#### EXERCISE INPUT

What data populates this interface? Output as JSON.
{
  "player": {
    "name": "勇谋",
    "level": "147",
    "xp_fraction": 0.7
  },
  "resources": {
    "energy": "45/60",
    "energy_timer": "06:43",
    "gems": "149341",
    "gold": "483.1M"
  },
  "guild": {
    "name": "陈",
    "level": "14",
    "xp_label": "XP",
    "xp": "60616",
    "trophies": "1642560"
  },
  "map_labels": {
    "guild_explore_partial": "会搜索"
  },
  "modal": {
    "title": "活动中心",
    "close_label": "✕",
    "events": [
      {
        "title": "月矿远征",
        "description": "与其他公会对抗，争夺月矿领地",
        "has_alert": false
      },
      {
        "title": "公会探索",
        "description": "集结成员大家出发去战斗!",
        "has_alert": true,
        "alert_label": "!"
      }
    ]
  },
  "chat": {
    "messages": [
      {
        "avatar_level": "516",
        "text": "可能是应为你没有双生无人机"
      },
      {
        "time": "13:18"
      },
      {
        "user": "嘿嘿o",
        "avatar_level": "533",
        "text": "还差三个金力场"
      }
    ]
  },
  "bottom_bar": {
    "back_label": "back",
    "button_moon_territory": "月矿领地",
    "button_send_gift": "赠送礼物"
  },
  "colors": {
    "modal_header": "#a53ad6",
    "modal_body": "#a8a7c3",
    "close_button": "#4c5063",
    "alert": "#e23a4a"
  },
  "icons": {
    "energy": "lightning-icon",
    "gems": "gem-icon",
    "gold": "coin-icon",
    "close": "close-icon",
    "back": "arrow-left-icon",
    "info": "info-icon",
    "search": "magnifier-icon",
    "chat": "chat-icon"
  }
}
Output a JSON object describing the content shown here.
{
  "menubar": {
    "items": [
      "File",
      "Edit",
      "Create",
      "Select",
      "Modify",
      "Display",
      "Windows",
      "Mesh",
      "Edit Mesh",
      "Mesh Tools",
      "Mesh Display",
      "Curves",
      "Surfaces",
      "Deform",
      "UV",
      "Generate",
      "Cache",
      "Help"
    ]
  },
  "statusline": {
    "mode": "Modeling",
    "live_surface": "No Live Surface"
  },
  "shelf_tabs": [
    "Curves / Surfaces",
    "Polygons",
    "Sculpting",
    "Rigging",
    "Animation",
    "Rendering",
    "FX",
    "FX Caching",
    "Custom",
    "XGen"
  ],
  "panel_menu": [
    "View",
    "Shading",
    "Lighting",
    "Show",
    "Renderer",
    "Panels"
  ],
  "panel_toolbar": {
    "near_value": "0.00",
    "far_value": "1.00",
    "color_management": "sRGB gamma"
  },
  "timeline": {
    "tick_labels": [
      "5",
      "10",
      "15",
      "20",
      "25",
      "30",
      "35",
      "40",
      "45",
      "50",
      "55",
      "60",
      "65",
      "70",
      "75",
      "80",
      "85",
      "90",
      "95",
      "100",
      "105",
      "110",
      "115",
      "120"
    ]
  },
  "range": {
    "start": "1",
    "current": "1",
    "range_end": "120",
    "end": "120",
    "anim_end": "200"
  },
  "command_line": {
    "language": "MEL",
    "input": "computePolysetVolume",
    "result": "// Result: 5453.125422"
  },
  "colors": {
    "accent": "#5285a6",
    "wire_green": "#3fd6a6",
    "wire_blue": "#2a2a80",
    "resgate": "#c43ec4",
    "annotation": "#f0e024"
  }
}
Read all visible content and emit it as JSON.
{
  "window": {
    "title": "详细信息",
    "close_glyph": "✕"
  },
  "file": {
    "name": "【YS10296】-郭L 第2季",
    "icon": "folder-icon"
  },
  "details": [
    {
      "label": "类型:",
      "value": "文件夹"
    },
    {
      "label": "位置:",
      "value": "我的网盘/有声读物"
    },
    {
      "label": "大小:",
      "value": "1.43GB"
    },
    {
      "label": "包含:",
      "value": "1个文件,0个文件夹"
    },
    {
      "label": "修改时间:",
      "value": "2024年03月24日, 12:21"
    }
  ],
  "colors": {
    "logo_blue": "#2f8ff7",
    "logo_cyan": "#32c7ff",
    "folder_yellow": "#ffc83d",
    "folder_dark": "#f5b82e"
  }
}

########

» **REQUIREMENT**
Print the material verbatim, all of it.

» **RESULT FOR THIS TASK**
What data populates this interface? Output as JSON.
{
  "player": {
    "name": "勇谋",
    "level": "147",
    "xp_fraction": 0.7
  },
  "resources": {
    "energy": "45/60",
    "energy_timer": "06:43",
    "gems": "149341",
    "gold": "483.1M"
  },
  "guild": {
    "name": "陈",
    "level": "14",
    "xp_label": "XP",
    "xp": "60616",
    "trophies": "1642560"
  },
  "map_labels": {
    "guild_explore_partial": "会搜索"
  },
  "modal": {
    "title": "活动中心",
    "close_label": "✕",
    "events": [
      {
        "title": "月矿远征",
        "description": "与其他公会对抗，争夺月矿领地",
        "has_alert": false
      },
      {
        "title": "公会探索",
        "description": "集结成员大家出发去战斗!",
        "has_alert": true,
        "alert_label": "!"
      }
    ]
  },
  "chat": {
    "messages": [
      {
        "avatar_level": "516",
        "text": "可能是应为你没有双生无人机"
      },
      {
        "time": "13:18"
      },
      {
        "user": "嘿嘿o",
        "avatar_level": "533",
        "text": "还差三个金力场"
      }
    ]
  },
  "bottom_bar": {
    "back_label": "back",
    "button_moon_territory": "月矿领地",
    "button_send_gift": "赠送礼物"
  },
  "colors": {
    "modal_header": "#a53ad6",
    "modal_body": "#a8a7c3",
    "close_button": "#4c5063",
    "alert": "#e23a4a"
  },
  "icons": {
    "energy": "lightning-icon",
    "gems": "gem-icon",
    "gold": "coin-icon",
    "close": "close-icon",
    "back": "arrow-left-icon",
    "info": "info-icon",
    "search": "magnifier-icon",
    "chat": "chat-icon"
  }
}
Output a JSON object describing the content shown here.
{
  "menubar": {
    "items": [
      "File",
      "Edit",
      "Create",
      "Select",
      "Modify",
      "Display",
      "Windows",
      "Mesh",
      "Edit Mesh",
      "Mesh Tools",
      "Mesh Display",
      "Curves",
      "Surfaces",
      "Deform",
      "UV",
      "Generate",
      "Cache",
      "Help"
    ]
  },
  "statusline": {
    "mode": "Modeling",
    "live_surface": "No Live Surface"
  },
  "shelf_tabs": [
    "Curves / Surfaces",
    "Polygons",
    "Sculpting",
    "Rigging",
    "Animation",
    "Rendering",
    "FX",
    "FX Caching",
    "Custom",
    "XGen"
  ],
  "panel_menu": [
    "View",
    "Shading",
    "Lighting",
    "Show",
    "Renderer",
    "Panels"
  ],
  "panel_toolbar": {
    "near_value": "0.00",
    "far_value": "1.00",
    "color_management": "sRGB gamma"
  },
  "timeline": {
    "tick_labels": [
      "5",
      "10",
      "15",
      "20",
      "25",
      "30",
      "35",
      "40",
      "45",
      "50",
      "55",
      "60",
      "65",
      "70",
      "75",
      "80",
      "85",
      "90",
      "95",
      "100",
      "105",
      "110",
      "115",
      "120"
    ]
  },
  "range": {
    "start": "1",
    "current": "1",
    "range_end": "120",
    "end": "120",
    "anim_end": "200"
  },
  "command_line": {
    "language": "MEL",
    "input": "computePolysetVolume",
    "result": "// Result: 5453.125422"
  },
  "colors": {
    "accent": "#5285a6",
    "wire_green": "#3fd6a6",
    "wire_blue": "#2a2a80",
    "resgate": "#c43ec4",
    "annotation": "#f0e024"
  }
}
Read all visible content and emit it as JSON.
{
  "window": {
    "title": "详细信息",
    "close_glyph": "✕"
  },
  "file": {
    "name": "【YS10296】-郭L 第2季",
    "icon": "folder-icon"
  },
  "details": [
    {
      "label": "类型:",
      "value": "文件夹"
    },
    {
      "label": "位置:",
      "value": "我的网盘/有声读物"
    },
    {
      "label": "大小:",
      "value": "1.43GB"
    },
    {
      "label": "包含:",
      "value": "1个文件,0个文件夹"
    },
    {
      "label": "修改时间:",
      "value": "2024年03月24日, 12:21"
    }
  ],
  "colors": {
    "logo_blue": "#2f8ff7",
    "logo_cyan": "#32c7ff",
    "folder_yellow": "#ffc83d",
    "folder_dark": "#f5b82e"
  }
}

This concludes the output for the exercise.